Stored items:
◇ ◇ ◇ ◇ ◇
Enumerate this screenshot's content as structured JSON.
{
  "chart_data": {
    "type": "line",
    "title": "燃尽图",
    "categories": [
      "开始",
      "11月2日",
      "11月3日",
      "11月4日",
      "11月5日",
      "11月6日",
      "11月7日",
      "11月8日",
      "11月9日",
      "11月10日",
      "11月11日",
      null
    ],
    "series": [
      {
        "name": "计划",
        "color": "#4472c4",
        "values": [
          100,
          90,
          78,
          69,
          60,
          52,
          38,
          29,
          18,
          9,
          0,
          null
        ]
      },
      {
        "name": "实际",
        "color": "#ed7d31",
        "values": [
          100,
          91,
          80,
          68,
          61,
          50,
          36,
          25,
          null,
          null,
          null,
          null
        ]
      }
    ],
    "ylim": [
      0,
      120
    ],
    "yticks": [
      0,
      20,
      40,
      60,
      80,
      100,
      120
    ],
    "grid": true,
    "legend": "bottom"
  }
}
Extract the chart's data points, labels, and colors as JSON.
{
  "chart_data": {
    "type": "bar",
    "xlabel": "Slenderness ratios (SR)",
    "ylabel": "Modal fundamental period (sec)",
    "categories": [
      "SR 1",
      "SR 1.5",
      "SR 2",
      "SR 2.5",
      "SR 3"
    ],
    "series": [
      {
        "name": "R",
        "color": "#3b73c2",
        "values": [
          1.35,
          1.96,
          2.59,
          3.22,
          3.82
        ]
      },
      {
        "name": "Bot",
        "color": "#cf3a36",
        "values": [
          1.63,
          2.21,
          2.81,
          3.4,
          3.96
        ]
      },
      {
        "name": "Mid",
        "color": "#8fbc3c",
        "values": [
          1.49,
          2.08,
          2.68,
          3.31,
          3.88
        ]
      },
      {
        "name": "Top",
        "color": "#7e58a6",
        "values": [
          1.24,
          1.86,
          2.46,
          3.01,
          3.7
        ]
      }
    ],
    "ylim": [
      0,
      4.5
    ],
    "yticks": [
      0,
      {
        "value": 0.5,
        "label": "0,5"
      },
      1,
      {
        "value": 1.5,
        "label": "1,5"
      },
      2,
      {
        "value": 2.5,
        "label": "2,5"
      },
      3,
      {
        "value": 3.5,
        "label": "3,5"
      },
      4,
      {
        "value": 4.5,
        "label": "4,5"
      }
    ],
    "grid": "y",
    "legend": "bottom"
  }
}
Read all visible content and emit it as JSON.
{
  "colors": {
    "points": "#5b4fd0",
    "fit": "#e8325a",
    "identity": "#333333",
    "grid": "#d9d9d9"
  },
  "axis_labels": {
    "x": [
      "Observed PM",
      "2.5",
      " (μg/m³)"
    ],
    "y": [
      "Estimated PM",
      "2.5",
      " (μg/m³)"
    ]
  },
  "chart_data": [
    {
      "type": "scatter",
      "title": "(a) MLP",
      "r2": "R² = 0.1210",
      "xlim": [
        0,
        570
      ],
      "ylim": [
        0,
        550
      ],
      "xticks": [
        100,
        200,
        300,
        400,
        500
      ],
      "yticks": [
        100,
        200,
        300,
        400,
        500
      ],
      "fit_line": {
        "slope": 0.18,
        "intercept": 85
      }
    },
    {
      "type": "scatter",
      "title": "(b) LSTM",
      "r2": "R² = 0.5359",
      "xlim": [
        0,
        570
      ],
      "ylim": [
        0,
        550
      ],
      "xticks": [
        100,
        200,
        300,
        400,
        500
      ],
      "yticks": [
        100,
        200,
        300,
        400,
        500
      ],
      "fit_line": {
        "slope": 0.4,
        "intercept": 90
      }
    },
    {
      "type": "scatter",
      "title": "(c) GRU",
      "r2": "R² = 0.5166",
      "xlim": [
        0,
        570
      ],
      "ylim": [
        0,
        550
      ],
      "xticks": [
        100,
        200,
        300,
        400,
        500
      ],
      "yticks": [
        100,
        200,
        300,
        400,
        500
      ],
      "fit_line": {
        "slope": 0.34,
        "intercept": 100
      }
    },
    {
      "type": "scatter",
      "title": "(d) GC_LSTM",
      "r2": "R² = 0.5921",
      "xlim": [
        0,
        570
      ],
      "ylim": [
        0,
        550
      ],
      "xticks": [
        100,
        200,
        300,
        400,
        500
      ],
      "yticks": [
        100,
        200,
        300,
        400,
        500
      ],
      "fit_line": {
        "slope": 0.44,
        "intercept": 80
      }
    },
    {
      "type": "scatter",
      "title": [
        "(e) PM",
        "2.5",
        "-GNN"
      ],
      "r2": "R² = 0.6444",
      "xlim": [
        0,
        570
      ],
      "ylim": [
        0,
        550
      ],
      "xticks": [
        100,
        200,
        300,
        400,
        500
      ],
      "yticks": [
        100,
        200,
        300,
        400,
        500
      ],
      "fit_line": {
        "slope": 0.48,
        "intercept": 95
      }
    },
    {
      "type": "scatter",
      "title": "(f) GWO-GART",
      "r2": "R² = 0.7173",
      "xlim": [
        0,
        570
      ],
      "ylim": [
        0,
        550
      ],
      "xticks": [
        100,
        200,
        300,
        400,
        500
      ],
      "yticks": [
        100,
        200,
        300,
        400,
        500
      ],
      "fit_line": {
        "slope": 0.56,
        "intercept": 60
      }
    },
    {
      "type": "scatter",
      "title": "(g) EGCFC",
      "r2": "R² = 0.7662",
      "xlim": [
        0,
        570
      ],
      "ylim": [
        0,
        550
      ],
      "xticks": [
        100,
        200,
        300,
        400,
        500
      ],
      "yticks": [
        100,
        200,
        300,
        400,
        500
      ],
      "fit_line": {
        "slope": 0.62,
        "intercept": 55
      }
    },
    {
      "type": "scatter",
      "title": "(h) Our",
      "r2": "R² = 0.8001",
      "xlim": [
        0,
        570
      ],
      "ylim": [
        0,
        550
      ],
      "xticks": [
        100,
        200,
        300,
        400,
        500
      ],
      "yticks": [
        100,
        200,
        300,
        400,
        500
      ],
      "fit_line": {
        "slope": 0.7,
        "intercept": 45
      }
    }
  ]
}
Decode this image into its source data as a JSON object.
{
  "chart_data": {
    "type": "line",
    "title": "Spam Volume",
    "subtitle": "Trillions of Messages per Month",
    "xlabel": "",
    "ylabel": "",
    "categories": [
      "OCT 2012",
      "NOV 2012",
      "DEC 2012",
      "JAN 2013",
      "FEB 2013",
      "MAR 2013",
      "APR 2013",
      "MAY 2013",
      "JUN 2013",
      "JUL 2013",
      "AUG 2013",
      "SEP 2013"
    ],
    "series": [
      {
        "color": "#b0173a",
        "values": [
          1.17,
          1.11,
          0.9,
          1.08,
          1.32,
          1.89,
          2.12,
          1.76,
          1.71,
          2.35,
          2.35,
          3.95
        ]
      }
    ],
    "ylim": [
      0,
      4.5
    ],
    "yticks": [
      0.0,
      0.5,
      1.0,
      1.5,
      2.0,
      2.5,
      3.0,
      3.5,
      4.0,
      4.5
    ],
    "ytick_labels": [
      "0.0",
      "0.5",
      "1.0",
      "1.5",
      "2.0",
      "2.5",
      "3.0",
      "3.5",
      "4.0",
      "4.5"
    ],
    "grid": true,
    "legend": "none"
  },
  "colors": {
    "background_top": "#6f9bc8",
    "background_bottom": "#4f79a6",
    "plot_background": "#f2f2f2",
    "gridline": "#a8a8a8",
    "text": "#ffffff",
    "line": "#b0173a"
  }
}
◇ ◇ ◇ ◇ ◇
Exercise brief: Set down all of the data above, word for word.

The answer:
Enumerate this screenshot's content as structured JSON.
{
  "chart_data": {
    "type": "line",
    "title": "燃尽图",
    "categories": [
      "开始",
      "11月2日",
      "11月3日",
      "11月4日",
      "11月5日",
      "11月6日",
      "11月7日",
      "11月8日",
      "11月9日",
      "11月10日",
      "11月11日",
      null
    ],
    "series": [
      {
        "name": "计划",
        "color": "#4472c4",
        "values": [
          100,
          90,
          78,
          69,
          60,
          52,
          38,
          29,
          18,
          9,
          0,
          null
        ]
      },
      {
        "name": "实际",
        "color": "#ed7d31",
        "values": [
          100,
          91,
          80,
          68,
          61,
          50,
          36,
          25,
          null,
          null,
          null,
          null
        ]
      }
    ],
    "ylim": [
      0,
      120
    ],
    "yticks": [
      0,
      20,
      40,
      60,
      80,
      100,
      120
    ],
    "grid": true,
    "legend": "bottom"
  }
}
Extract the chart's data points, labels, and colors as JSON.
{
  "chart_data": {
    "type": "bar",
    "xlabel": "Slenderness ratios (SR)",
    "ylabel": "Modal fundamental period (sec)",
    "categories": [
      "SR 1",
      "SR 1.5",
      "SR 2",
      "SR 2.5",
      "SR 3"
    ],
    "series": [
      {
        "name": "R",
        "color": "#3b73c2",
        "values": [
          1.35,
          1.96,
          2.59,
          3.22,
          3.82
        ]
      },
      {
        "name": "Bot",
        "color": "#cf3a36",
        "values": [
          1.63,
          2.21,
          2.81,
          3.4,
          3.96
        ]
      },
      {
        "name": "Mid",
        "color": "#8fbc3c",
        "values": [
          1.49,
          2.08,
          2.68,
          3.31,
          3.88
        ]
      },
      {
        "name": "Top",
        "color": "#7e58a6",
        "values": [
          1.24,
          1.86,
          2.46,
          3.01,
          3.7
        ]
      }
    ],
    "ylim": [
      0,
      4.5
    ],
    "yticks": [
      0,
      {
        "value": 0.5,
        "label": "0,5"
      },
      1,
      {
        "value": 1.5,
        "label": "1,5"
      },
      2,
      {
        "value": 2.5,
        "label": "2,5"
      },
      3,
      {
        "value": 3.5,
        "label": "3,5"
      },
      4,
      {
        "value": 4.5,
        "label": "4,5"
      }
    ],
    "grid": "y",
    "legend": "bottom"
  }
}
Read all visible content and emit it as JSON.
{
  "colors": {
    "points": "#5b4fd0",
    "fit": "#e8325a",
    "identity": "#333333",
    "grid": "#d9d9d9"
  },
  "axis_labels": {
    "x": [
      "Observed PM",
      "2.5",
      " (μg/m³)"
    ],
    "y": [
      "Estimated PM",
      "2.5",
      " (μg/m³)"
    ]
  },
  "chart_data": [
    {
      "type": "scatter",
      "title": "(a) MLP",
      "r2": "R² = 0.1210",
      "xlim": [
        0,
        570
      ],
      "ylim": [
        0,
        550
      ],
      "xticks": [
        100,
        200,
        300,
        400,
        500
      ],
      "yticks": [
        100,
        200,
        300,
        400,
        500
      ],
      "fit_line": {
        "slope": 0.18,
        "intercept": 85
      }
    },
    {
      "type": "scatter",
      "title": "(b) LSTM",
      "r2": "R² = 0.5359",
      "xlim": [
        0,
        570
      ],
      "ylim": [
        0,
        550
      ],
      "xticks": [
        100,
        200,
        300,
        400,
        500
      ],
      "yticks": [
        100,
        200,
        300,
        400,
        500
      ],
      "fit_line": {
        "slope": 0.4,
        "intercept": 90
      }
    },
    {
      "type": "scatter",
      "title": "(c) GRU",
      "r2": "R² = 0.5166",
      "xlim": [
        0,
        570
      ],
      "ylim": [
        0,
        550
      ],
      "xticks": [
        100,
        200,
        300,
        400,
        500
      ],
      "yticks": [
        100,
        200,
        300,
        400,
        500
      ],
      "fit_line": {
        "slope": 0.34,
        "intercept": 100
      }
    },
    {
      "type": "scatter",
      "title": "(d) GC_LSTM",
      "r2": "R² = 0.5921",
      "xlim": [
        0,
        570
      ],
      "ylim": [
        0,
        550
      ],
      "xticks": [
        100,
        200,
        300,
        400,
        500
      ],
      "yticks": [
        100,
        200,
        300,
        400,
        500
      ],
      "fit_line": {
        "slope": 0.44,
        "intercept": 80
      }
    },
    {
      "type": "scatter",
      "title": [
        "(e) PM",
        "2.5",
        "-GNN"
      ],
      "r2": "R² = 0.6444",
      "xlim": [
        0,
        570
      ],
      "ylim": [
        0,
        550
      ],
      "xticks": [
        100,
        200,
        300,
        400,
        500
      ],
      "yticks": [
        100,
        200,
        300,
        400,
        500
      ],
      "fit_line": {
        "slope": 0.48,
        "intercept": 95
      }
    },
    {
      "type": "scatter",
      "title": "(f) GWO-GART",
      "r2": "R² = 0.7173",
      "xlim": [
        0,
        570
      ],
      "ylim": [
        0,
        550
      ],
      "xticks": [
        100,
        200,
        300,
        400,
        500
      ],
      "yticks": [
        100,
        200,
        300,
        400,
        500
      ],
      "fit_line": {
        "slope": 0.56,
        "intercept": 60
      }
    },
    {
      "type": "scatter",
      "title": "(g) EGCFC",
      "r2": "R² = 0.7662",
      "xlim": [
        0,
        570
      ],
      "ylim": [
        0,
        550
      ],
      "xticks": [
        100,
        200,
        300,
        400,
        500
      ],
      "yticks": [
        100,
        200,
        300,
        400,
        500
      ],
      "fit_line": {
        "slope": 0.62,
        "intercept": 55
      }
    },
    {
      "type": "scatter",
      "title": "(h) Our",
      "r2": "R² = 0.8001",
      "xlim": [
        0,
        570
      ],
      "ylim": [
        0,
        550
      ],
      "xticks": [
        100,
        200,
        300,
        400,
        500
      ],
      "yticks": [
        100,
        200,
        300,
        400,
        500
      ],
      "fit_line": {
        "slope": 0.7,
        "intercept": 45
      }
    }
  ]
}
Decode this image into its source data as a JSON object.
{
  "chart_data": {
    "type": "line",
    "title": "Spam Volume",
    "subtitle": "Trillions of Messages per Month",
    "xlabel": "",
    "ylabel": "",
    "categories": [
      "OCT 2012",
      "NOV 2012",
      "DEC 2012",
      "JAN 2013",
      "FEB 2013",
      "MAR 2013",
      "APR 2013",
      "MAY 2013",
      "JUN 2013",
      "JUL 2013",
      "AUG 2013",
      "SEP 2013"
    ],
    "series": [
      {
        "color": "#b0173a",
        "values": [
          1.17,
          1.11,
          0.9,
          1.08,
          1.32,
          1.89,
          2.12,
          1.76,
          1.71,
          2.35,
          2.35,
          3.95
        ]
      }
    ],
    "ylim": [
      0,
      4.5
    ],
    "yticks": [
      0.0,
      0.5,
      1.0,
      1.5,
      2.0,
      2.5,
      3.0,
      3.5,
      4.0,
      4.5
    ],
    "ytick_labels": [
      "0.0",
      "0.5",
      "1.0",
      "1.5",
      "2.0",
      "2.5",
      "3.0",
      "3.5",
      "4.0",
      "4.5"
    ],
    "grid": true,
    "legend": "none"
  },
  "colors": {
    "background_top": "#6f9bc8",
    "background_bottom": "#4f79a6",
    "plot_background": "#f2f2f2",
    "gridline": "#a8a8a8",
    "text": "#ffffff",
    "line": "#b0173a"
  }
}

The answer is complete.